Here are some records; copy every line that holds the word "image".
.....
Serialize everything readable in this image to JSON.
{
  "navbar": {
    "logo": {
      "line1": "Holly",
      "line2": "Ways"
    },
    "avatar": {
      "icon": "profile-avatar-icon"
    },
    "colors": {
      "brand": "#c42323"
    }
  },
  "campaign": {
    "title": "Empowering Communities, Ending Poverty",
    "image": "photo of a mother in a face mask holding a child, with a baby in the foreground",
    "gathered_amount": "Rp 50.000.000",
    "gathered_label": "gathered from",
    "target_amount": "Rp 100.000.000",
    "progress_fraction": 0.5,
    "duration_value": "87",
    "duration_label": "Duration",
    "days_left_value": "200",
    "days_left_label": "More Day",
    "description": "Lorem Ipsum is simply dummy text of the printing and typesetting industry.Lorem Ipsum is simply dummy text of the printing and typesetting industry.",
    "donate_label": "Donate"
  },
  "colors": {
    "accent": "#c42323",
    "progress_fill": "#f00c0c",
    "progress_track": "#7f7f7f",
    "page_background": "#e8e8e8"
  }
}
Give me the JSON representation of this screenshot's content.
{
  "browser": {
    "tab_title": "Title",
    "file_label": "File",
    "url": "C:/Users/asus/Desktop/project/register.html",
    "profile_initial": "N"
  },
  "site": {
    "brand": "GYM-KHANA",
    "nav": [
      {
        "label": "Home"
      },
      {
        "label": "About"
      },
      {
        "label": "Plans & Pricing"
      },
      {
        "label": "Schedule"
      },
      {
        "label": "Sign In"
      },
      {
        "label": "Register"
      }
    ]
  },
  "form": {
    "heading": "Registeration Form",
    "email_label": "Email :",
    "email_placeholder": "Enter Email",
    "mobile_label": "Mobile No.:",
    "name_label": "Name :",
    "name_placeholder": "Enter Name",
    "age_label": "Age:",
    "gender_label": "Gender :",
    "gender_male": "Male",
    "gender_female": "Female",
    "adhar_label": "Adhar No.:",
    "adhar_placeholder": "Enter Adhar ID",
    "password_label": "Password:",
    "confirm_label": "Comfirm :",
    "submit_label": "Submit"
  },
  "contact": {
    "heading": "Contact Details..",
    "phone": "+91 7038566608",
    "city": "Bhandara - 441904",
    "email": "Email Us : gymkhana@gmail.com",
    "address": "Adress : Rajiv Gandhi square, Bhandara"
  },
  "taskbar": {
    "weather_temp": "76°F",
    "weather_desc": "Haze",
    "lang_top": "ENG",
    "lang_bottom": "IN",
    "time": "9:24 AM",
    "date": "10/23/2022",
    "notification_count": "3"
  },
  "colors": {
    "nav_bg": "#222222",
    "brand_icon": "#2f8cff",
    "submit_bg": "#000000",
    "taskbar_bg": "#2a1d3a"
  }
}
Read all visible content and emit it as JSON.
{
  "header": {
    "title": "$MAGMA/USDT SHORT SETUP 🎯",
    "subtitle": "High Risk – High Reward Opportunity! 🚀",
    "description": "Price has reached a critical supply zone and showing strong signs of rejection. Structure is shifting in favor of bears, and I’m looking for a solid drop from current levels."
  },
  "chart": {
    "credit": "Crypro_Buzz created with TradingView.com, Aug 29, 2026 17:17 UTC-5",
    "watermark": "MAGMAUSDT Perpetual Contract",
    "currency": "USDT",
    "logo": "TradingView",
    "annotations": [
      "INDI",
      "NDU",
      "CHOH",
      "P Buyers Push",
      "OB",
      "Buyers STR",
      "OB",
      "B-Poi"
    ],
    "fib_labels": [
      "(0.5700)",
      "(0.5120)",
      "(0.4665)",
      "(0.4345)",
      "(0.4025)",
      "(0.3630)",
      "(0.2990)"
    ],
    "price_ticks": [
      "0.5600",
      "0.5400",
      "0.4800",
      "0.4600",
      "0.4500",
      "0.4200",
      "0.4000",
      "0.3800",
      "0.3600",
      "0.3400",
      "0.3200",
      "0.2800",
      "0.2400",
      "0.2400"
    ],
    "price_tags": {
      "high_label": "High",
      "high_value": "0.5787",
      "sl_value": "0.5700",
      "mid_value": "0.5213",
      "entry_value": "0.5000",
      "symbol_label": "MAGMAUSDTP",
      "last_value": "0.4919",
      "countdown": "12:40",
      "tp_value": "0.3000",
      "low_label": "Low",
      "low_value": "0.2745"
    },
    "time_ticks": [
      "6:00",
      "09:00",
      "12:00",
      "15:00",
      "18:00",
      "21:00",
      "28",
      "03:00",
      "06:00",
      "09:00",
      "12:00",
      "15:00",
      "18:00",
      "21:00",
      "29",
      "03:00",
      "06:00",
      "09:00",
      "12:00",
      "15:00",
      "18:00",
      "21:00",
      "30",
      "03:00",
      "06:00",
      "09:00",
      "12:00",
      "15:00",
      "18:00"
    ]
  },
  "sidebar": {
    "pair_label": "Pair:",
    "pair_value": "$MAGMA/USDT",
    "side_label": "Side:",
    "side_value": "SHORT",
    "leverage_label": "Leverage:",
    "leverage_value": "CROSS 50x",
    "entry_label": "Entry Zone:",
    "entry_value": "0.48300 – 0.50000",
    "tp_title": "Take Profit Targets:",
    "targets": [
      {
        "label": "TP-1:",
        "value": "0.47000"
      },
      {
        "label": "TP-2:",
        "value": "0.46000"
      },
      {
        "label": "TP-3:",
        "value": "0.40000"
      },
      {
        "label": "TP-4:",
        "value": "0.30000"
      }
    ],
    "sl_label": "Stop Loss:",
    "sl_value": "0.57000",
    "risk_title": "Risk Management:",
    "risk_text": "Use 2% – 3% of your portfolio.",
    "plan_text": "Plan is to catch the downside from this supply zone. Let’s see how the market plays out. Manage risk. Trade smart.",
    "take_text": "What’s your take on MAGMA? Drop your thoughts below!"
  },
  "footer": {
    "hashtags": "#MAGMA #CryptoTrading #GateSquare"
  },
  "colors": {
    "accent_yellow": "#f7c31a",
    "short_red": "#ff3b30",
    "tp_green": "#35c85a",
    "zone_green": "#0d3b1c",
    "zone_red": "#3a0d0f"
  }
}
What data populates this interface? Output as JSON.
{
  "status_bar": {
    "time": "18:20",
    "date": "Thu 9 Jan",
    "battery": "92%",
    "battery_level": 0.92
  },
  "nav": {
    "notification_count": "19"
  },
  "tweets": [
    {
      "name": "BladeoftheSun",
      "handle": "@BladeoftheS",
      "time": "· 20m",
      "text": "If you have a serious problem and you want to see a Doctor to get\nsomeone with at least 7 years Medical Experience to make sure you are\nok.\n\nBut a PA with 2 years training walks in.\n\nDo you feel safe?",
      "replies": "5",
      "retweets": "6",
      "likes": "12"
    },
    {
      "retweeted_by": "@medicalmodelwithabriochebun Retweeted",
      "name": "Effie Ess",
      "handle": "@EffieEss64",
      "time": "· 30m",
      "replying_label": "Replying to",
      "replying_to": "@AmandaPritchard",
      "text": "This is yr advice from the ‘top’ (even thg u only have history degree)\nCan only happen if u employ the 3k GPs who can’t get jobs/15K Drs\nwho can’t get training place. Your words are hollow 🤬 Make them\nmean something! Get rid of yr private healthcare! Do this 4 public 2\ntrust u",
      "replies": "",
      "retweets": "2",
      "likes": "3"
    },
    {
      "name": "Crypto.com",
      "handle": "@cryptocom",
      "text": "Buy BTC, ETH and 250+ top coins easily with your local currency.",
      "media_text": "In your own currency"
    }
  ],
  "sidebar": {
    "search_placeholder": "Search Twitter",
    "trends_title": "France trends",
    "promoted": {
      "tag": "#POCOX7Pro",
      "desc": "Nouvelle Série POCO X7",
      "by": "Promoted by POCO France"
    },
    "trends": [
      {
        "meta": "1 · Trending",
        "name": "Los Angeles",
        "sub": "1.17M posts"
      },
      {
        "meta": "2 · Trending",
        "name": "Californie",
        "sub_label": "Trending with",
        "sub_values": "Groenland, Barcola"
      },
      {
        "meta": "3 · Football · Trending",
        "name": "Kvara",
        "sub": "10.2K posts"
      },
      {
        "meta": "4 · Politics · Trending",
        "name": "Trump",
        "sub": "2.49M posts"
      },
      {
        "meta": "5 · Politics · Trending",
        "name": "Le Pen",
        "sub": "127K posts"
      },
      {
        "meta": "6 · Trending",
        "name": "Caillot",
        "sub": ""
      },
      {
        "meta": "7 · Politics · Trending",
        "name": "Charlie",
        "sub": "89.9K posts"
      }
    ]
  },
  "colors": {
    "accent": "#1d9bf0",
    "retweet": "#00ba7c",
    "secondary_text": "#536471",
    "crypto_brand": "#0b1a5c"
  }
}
.....
### [ANSWER IN FULL]
Serialize everything readable in this image to JSON.
    "image": "photo of a mother in a face mask holding a child, with a baby in the foreground",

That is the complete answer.